PROBLEM TO WORK ON: Return the records in full, exactly as given.

[Collection entries]

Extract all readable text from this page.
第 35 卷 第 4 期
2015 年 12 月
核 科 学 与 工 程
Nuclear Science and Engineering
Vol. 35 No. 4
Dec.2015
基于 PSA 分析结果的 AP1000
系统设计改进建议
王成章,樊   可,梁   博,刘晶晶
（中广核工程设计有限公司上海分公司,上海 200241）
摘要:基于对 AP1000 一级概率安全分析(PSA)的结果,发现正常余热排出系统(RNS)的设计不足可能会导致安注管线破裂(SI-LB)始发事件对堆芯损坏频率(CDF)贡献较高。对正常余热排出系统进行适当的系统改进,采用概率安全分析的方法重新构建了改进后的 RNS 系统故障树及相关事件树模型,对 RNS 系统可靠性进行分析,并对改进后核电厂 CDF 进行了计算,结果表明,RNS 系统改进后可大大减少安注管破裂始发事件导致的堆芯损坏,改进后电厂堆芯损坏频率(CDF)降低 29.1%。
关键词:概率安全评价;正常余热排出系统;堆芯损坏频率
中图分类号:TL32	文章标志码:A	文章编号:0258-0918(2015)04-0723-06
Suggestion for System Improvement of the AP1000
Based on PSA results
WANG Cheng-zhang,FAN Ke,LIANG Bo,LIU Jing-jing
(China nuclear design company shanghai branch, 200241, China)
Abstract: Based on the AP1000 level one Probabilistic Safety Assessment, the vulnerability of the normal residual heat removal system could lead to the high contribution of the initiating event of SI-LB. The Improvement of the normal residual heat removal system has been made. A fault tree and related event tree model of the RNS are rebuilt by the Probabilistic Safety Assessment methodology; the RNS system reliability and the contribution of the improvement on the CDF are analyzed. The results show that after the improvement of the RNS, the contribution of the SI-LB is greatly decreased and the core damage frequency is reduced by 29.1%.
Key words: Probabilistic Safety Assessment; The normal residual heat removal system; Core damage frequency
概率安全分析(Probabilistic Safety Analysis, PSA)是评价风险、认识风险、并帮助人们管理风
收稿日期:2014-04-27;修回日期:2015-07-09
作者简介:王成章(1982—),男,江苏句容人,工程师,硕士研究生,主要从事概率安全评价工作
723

OUTPUT FOR THIS EXERCISE:
Extract all readable text from this page.
第 35 卷 第 4 期
2015 年 12 月
核 科 学 与 工 程
Nuclear Science and Engineering
Vol. 35 No. 4
Dec.2015
基于 PSA 分析结果的 AP1000
系统设计改进建议
王成章,樊   可,梁   博,刘晶晶
（中广核工程设计有限公司上海分公司,上海 200241）
摘要:基于对 AP1000 一级概率安全分析(PSA)的结果,发现正常余热排出系统(RNS)的设计不足可能会导致安注管线破裂(SI-LB)始发事件对堆芯损坏频率(CDF)贡献较高。对正常余热排出系统进行适当的系统改进,采用概率安全分析的方法重新构建了改进后的 RNS 系统故障树及相关事件树模型,对 RNS 系统可靠性进行分析,并对改进后核电厂 CDF 进行了计算,结果表明,RNS 系统改进后可大大减少安注管破裂始发事件导致的堆芯损坏,改进后电厂堆芯损坏频率(CDF)降低 29.1%。
关键词:概率安全评价;正常余热排出系统;堆芯损坏频率
中图分类号:TL32	文章标志码:A	文章编号:0258-0918(2015)04-0723-06
Suggestion for System Improvement of the AP1000
Based on PSA results
WANG Cheng-zhang,FAN Ke,LIANG Bo,LIU Jing-jing
(China nuclear design company shanghai branch, 200241, China)
Abstract: Based on the AP1000 level one Probabilistic Safety Assessment, the vulnerability of the normal residual heat removal system could lead to the high contribution of the initiating event of SI-LB. The Improvement of the normal residual heat removal system has been made. A fault tree and related event tree model of the RNS are rebuilt by the Probabilistic Safety Assessment methodology; the RNS system reliability and the contribution of the improvement on the CDF are analyzed. The results show that after the improvement of the RNS, the contribution of the SI-LB is greatly decreased and the core damage frequency is reduced by 29.1%.
Key words: Probabilistic Safety Assessment; The normal residual heat removal system; Core damage frequency
概率安全分析(Probabilistic Safety Analysis, PSA)是评价风险、认识风险、并帮助人们管理风
收稿日期:2014-04-27;修回日期:2015-07-09
作者简介:王成章(1982—),男,江苏句容人,工程师,硕士研究生,主要从事概率安全评价工作
723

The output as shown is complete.